### Exercise material
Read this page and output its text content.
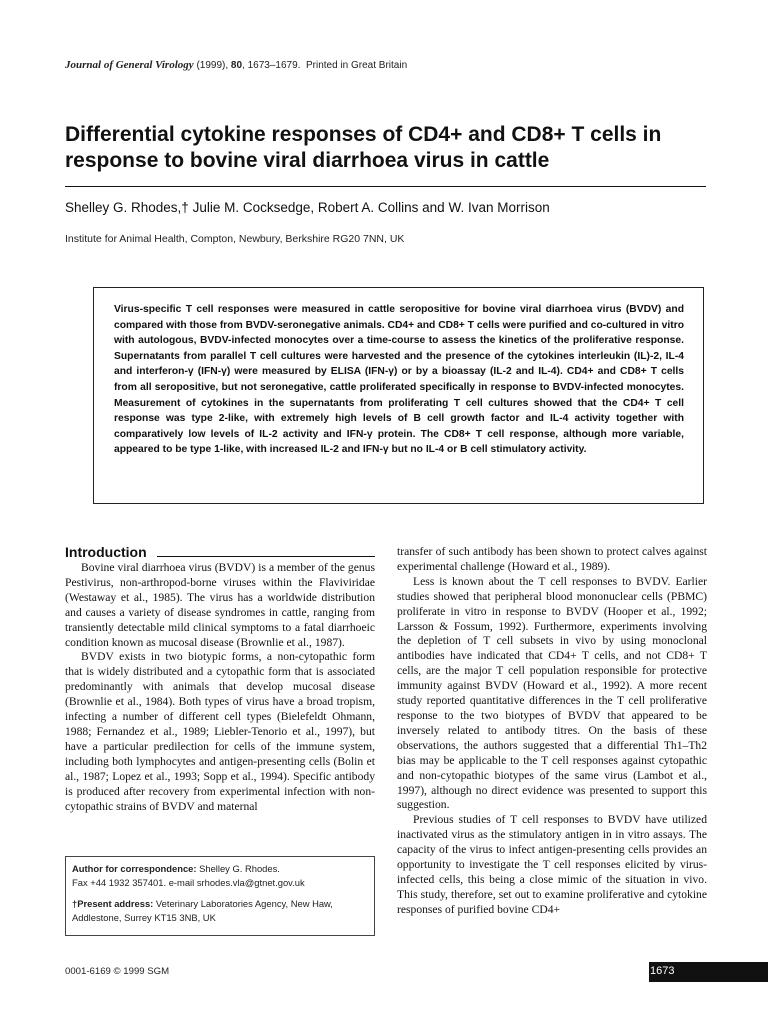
Journal of General Virology (1999), 80, 1673–1679. Printed in Great Britain
Differential cytokine responses of CD4+ and CD8+ T cells in response to bovine viral diarrhoea virus in cattle
Shelley G. Rhodes,† Julie M. Cocksedge, Robert A. Collins and W. Ivan Morrison
Institute for Animal Health, Compton, Newbury, Berkshire RG20 7NN, UK
Virus-specific T cell responses were measured in cattle seropositive for bovine viral diarrhoea virus (BVDV) and compared with those from BVDV-seronegative animals. CD4+ and CD8+ T cells were purified and co-cultured in vitro with autologous, BVDV-infected monocytes over a time-course to assess the kinetics of the proliferative response. Supernatants from parallel T cell cultures were harvested and the presence of the cytokines interleukin (IL)-2, IL-4 and interferon-γ (IFN-γ) were measured by ELISA (IFN-γ) or by a bioassay (IL-2 and IL-4). CD4+ and CD8+ T cells from all seropositive, but not seronegative, cattle proliferated specifically in response to BVDV-infected monocytes. Measurement of cytokines in the supernatants from proliferating T cell cultures showed that the CD4+ T cell response was type 2-like, with extremely high levels of B cell growth factor and IL-4 activity together with comparatively low levels of IL-2 activity and IFN-γ protein. The CD8+ T cell response, although more variable, appeared to be type 1-like, with increased IL-2 and IFN-γ but no IL-4 or B cell stimulatory activity.
Introduction

Bovine viral diarrhoea virus (BVDV) is a member of the genus Pestivirus, non-arthropod-borne viruses within the Flaviviridae (Westaway et al., 1985). The virus has a worldwide distribution and causes a variety of disease syndromes in cattle, ranging from transiently detectable mild clinical symptoms to a fatal diarrhoeic condition known as mucosal disease (Brownlie et al., 1987).

BVDV exists in two biotypic forms, a non-cytopathic form that is widely distributed and a cytopathic form that is associated predominantly with animals that develop mucosal disease (Brownlie et al., 1984). Both types of virus have a broad tropism, infecting a number of different cell types (Bielefeldt Ohmann, 1988; Fernandez et al., 1989; Liebler-Tenorio et al., 1997), but have a particular predilection for cells of the immune system, including both lymphocytes and antigen-presenting cells (Bolin et al., 1987; Lopez et al., 1993; Sopp et al., 1994). Specific antibody is produced after recovery from experimental infection with non-cytopathic strains of BVDV and maternal

transfer of such antibody has been shown to protect calves against experimental challenge (Howard et al., 1989).

Less is known about the T cell responses to BVDV. Earlier studies showed that peripheral blood mononuclear cells (PBMC) proliferate in vitro in response to BVDV (Hooper et al., 1992; Larsson & Fossum, 1992). Furthermore, experiments involving the depletion of T cell subsets in vivo by using monoclonal antibodies have indicated that CD4+ T cells, and not CD8+ T cells, are the major T cell population responsible for protective immunity against BVDV (Howard et al., 1992). A more recent study reported quantitative differences in the T cell proliferative response to the two biotypes of BVDV that appeared to be inversely related to antibody titres. On the basis of these observations, the authors suggested that a differential Th1–Th2 bias may be applicable to the T cell responses against cytopathic and non-cytopathic biotypes of the same virus (Lambot et al., 1997), although no direct evidence was presented to support this suggestion.

Previous studies of T cell responses to BVDV have utilized inactivated virus as the stimulatory antigen in in vitro assays. The capacity of the virus to infect antigen-presenting cells provides an opportunity to investigate the T cell responses elicited by virus-infected cells, this being a close mimic of the situation in vivo. This study, therefore, set out to examine proliferative and cytokine responses of purified bovine CD4+

Author for correspondence: Shelley G. Rhodes.
Fax +44 1932 357401. e-mail srhodes.vla@gtnet.gov.uk
†Present address: Veterinary Laboratories Agency, New Haw,
Addlestone, Surrey KT15 3NB, UK
0001-6169 © 1999 SGM	1673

### Required action
Return the data above in its exact wording, with none of the pictures.

### Written answer
Read this page and output its text content.
Journal of General Virology (1999), 80, 1673–1679. Printed in Great Britain
Differential cytokine responses of CD4+ and CD8+ T cells in response to bovine viral diarrhoea virus in cattle
Shelley G. Rhodes,† Julie M. Cocksedge, Robert A. Collins and W. Ivan Morrison
Institute for Animal Health, Compton, Newbury, Berkshire RG20 7NN, UK
Virus-specific T cell responses were measured in cattle seropositive for bovine viral diarrhoea virus (BVDV) and compared with those from BVDV-seronegative animals. CD4+ and CD8+ T cells were purified and co-cultured in vitro with autologous, BVDV-infected monocytes over a time-course to assess the kinetics of the proliferative response. Supernatants from parallel T cell cultures were harvested and the presence of the cytokines interleukin (IL)-2, IL-4 and interferon-γ (IFN-γ) were measured by ELISA (IFN-γ) or by a bioassay (IL-2 and IL-4). CD4+ and CD8+ T cells from all seropositive, but not seronegative, cattle proliferated specifically in response to BVDV-infected monocytes. Measurement of cytokines in the supernatants from proliferating T cell cultures showed that the CD4+ T cell response was type 2-like, with extremely high levels of B cell growth factor and IL-4 activity together with comparatively low levels of IL-2 activity and IFN-γ protein. The CD8+ T cell response, although more variable, appeared to be type 1-like, with increased IL-2 and IFN-γ but no IL-4 or B cell stimulatory activity.
Introduction

Bovine viral diarrhoea virus (BVDV) is a member of the genus Pestivirus, non-arthropod-borne viruses within the Flaviviridae (Westaway et al., 1985). The virus has a worldwide distribution and causes a variety of disease syndromes in cattle, ranging from transiently detectable mild clinical symptoms to a fatal diarrhoeic condition known as mucosal disease (Brownlie et al., 1987).

BVDV exists in two biotypic forms, a non-cytopathic form that is widely distributed and a cytopathic form that is associated predominantly with animals that develop mucosal disease (Brownlie et al., 1984). Both types of virus have a broad tropism, infecting a number of different cell types (Bielefeldt Ohmann, 1988; Fernandez et al., 1989; Liebler-Tenorio et al., 1997), but have a particular predilection for cells of the immune system, including both lymphocytes and antigen-presenting cells (Bolin et al., 1987; Lopez et al., 1993; Sopp et al., 1994). Specific antibody is produced after recovery from experimental infection with non-cytopathic strains of BVDV and maternal

transfer of such antibody has been shown to protect calves against experimental challenge (Howard et al., 1989).

Less is known about the T cell responses to BVDV. Earlier studies showed that peripheral blood mononuclear cells (PBMC) proliferate in vitro in response to BVDV (Hooper et al., 1992; Larsson & Fossum, 1992). Furthermore, experiments involving the depletion of T cell subsets in vivo by using monoclonal antibodies have indicated that CD4+ T cells, and not CD8+ T cells, are the major T cell population responsible for protective immunity against BVDV (Howard et al., 1992). A more recent study reported quantitative differences in the T cell proliferative response to the two biotypes of BVDV that appeared to be inversely related to antibody titres. On the basis of these observations, the authors suggested that a differential Th1–Th2 bias may be applicable to the T cell responses against cytopathic and non-cytopathic biotypes of the same virus (Lambot et al., 1997), although no direct evidence was presented to support this suggestion.

Previous studies of T cell responses to BVDV have utilized inactivated virus as the stimulatory antigen in in vitro assays. The capacity of the virus to infect antigen-presenting cells provides an opportunity to investigate the T cell responses elicited by virus-infected cells, this being a close mimic of the situation in vivo. This study, therefore, set out to examine proliferative and cytokine responses of purified bovine CD4+

Author for correspondence: Shelley G. Rhodes.
Fax +44 1932 357401. e-mail srhodes.vla@gtnet.gov.uk
†Present address: Veterinary Laboratories Agency, New Haw,
Addlestone, Surrey KT15 3NB, UK
0001-6169 © 1999 SGM	1673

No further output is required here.